Copy out all lines of the records in which the word "JSON" appears.

======== Supplied entries

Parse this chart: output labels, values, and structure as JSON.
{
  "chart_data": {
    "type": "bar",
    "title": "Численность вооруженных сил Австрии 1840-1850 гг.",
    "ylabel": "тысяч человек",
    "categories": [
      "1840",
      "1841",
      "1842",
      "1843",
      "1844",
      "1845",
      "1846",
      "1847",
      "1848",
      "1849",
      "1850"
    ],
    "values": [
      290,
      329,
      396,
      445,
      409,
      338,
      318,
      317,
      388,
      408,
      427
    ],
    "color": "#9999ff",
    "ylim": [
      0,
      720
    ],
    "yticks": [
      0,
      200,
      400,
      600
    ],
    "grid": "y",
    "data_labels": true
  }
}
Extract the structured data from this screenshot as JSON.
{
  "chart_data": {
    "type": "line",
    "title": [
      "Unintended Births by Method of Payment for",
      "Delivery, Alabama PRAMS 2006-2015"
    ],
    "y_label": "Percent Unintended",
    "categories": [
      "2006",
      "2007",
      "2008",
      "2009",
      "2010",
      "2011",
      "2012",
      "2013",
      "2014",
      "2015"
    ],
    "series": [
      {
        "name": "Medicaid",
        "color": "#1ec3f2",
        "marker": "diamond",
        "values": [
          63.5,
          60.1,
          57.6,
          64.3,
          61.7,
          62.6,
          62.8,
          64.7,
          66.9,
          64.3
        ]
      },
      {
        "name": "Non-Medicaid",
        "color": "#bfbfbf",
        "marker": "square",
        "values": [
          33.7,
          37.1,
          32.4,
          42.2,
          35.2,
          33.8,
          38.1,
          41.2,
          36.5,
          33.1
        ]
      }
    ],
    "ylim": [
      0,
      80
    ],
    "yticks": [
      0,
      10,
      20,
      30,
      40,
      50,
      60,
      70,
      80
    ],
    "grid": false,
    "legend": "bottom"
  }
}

================

_Reply_
Parse this chart: output labels, values, and structure as JSON.
Extract the structured data from this screenshot as JSON.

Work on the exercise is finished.